# DATASET EXCERPTS

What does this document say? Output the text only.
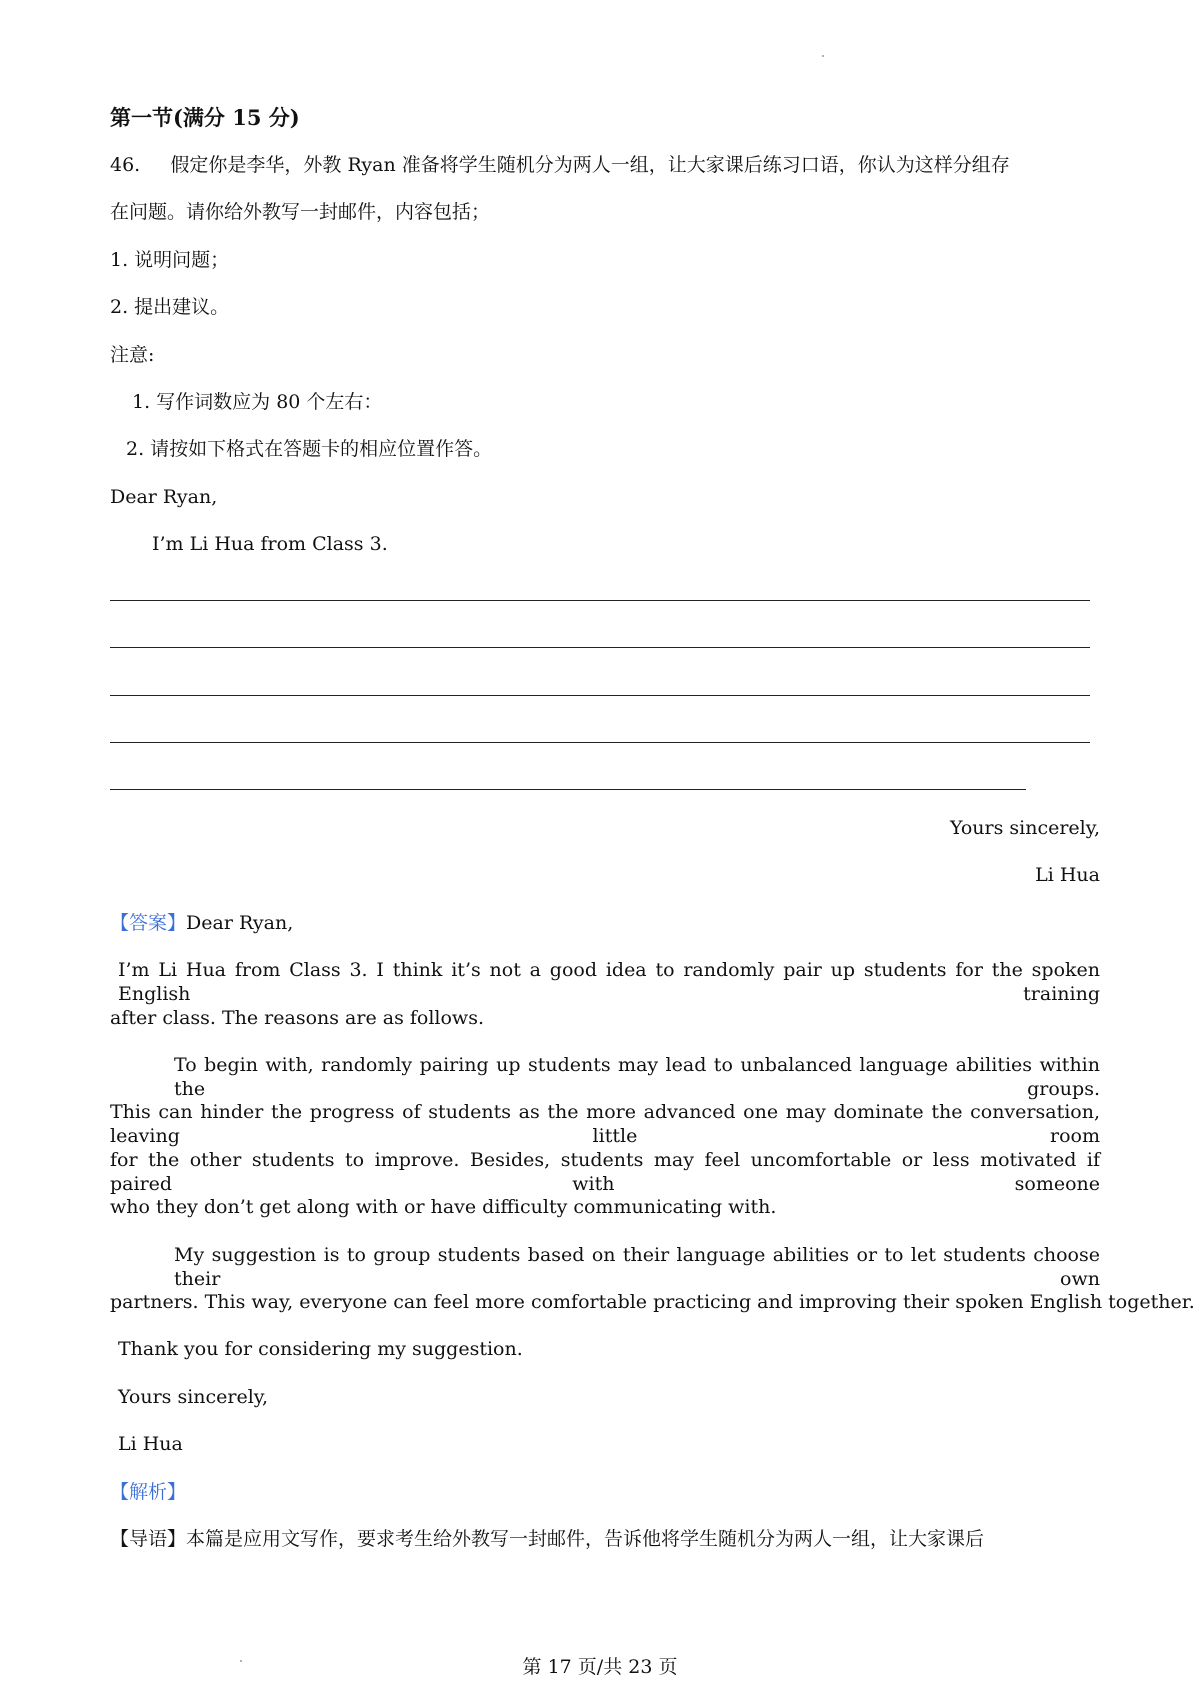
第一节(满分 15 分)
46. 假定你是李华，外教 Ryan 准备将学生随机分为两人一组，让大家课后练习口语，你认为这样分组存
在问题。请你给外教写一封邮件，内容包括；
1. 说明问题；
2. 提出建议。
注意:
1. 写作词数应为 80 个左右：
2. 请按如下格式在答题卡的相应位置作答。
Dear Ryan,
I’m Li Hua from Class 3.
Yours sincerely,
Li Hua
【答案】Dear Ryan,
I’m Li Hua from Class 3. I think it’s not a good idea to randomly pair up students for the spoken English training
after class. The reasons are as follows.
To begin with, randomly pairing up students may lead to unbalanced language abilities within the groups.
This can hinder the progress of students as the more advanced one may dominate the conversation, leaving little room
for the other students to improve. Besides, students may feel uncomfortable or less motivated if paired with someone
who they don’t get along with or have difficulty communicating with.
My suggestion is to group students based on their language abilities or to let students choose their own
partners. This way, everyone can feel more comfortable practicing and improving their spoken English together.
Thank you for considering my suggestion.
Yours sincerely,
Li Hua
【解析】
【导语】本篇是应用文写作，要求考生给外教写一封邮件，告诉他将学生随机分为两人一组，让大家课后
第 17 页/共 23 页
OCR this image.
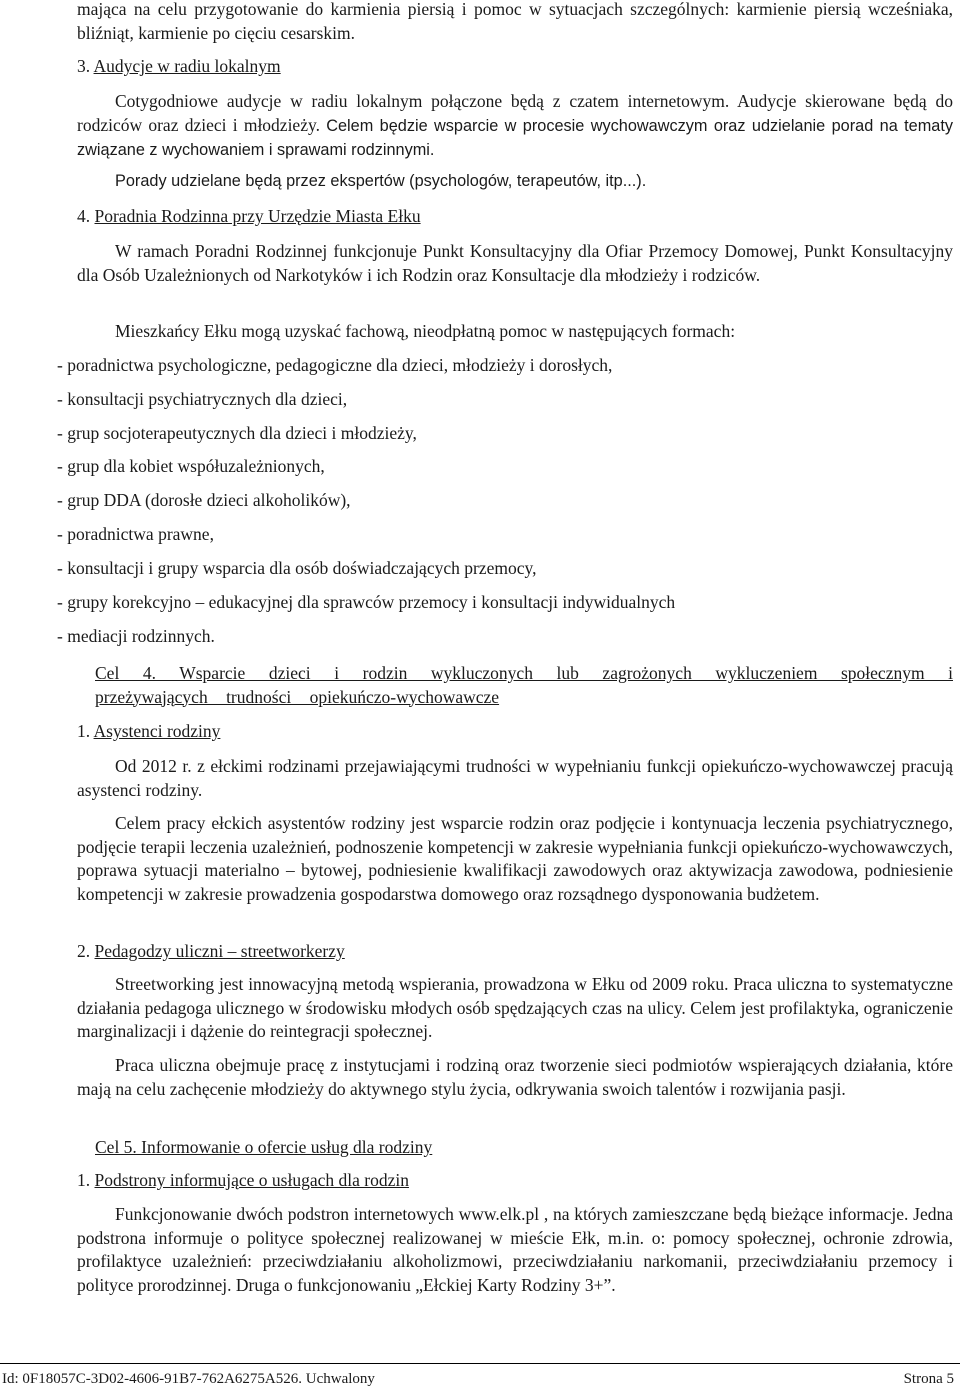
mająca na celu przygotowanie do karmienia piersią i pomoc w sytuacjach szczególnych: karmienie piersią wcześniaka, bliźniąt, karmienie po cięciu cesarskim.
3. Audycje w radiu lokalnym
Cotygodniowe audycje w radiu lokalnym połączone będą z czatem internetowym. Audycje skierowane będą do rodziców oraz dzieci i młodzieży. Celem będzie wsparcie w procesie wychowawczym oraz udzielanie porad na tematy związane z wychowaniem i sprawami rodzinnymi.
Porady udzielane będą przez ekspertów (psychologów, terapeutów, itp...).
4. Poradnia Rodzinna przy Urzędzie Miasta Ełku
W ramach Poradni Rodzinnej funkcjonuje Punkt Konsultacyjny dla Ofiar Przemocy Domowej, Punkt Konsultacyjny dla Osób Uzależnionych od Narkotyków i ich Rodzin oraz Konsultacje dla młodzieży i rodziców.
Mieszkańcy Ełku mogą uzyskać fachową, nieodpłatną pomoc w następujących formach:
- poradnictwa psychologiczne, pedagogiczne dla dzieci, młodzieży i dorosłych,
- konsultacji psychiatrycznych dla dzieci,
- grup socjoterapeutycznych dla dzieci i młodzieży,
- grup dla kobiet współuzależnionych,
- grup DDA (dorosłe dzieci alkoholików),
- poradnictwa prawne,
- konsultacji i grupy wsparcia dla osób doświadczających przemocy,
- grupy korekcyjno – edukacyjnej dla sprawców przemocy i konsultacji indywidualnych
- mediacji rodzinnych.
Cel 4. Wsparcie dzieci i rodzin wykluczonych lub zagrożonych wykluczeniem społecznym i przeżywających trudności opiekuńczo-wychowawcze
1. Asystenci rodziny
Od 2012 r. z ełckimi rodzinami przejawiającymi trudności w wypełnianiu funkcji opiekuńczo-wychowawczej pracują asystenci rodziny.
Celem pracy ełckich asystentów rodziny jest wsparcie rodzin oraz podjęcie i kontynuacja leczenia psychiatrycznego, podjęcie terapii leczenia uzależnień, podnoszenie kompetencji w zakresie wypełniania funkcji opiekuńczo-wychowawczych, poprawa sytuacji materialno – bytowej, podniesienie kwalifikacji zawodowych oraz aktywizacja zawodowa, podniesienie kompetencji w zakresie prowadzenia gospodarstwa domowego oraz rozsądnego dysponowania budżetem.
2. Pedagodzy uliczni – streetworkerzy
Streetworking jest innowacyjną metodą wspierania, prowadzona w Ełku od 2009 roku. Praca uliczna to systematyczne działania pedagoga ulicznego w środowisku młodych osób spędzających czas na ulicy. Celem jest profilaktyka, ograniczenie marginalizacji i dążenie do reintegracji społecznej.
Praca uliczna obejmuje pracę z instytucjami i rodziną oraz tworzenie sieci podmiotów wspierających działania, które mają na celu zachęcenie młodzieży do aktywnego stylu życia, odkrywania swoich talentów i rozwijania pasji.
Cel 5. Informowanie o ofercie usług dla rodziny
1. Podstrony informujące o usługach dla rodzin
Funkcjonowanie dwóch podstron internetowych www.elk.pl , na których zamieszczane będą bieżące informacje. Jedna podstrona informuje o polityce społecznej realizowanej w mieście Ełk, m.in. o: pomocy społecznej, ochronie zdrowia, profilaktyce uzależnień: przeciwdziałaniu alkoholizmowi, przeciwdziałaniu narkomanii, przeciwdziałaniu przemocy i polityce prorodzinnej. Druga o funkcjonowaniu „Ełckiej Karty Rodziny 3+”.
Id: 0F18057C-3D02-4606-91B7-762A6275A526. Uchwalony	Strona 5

# WRITTEN TASK
From the records given above, copy all lines containing "Audycje".

# WRITTEN RESPONSE
3. Audycje w radiu lokalnym
Cotygodniowe audycje w radiu lokalnym połączone będą z czatem internetowym. Audycje skierowane będą do rodziców oraz dzieci i młodzieży. Celem będzie wsparcie w procesie wychowawczym oraz udzielanie porad na tematy związane z wychowaniem i sprawami rodzinnymi.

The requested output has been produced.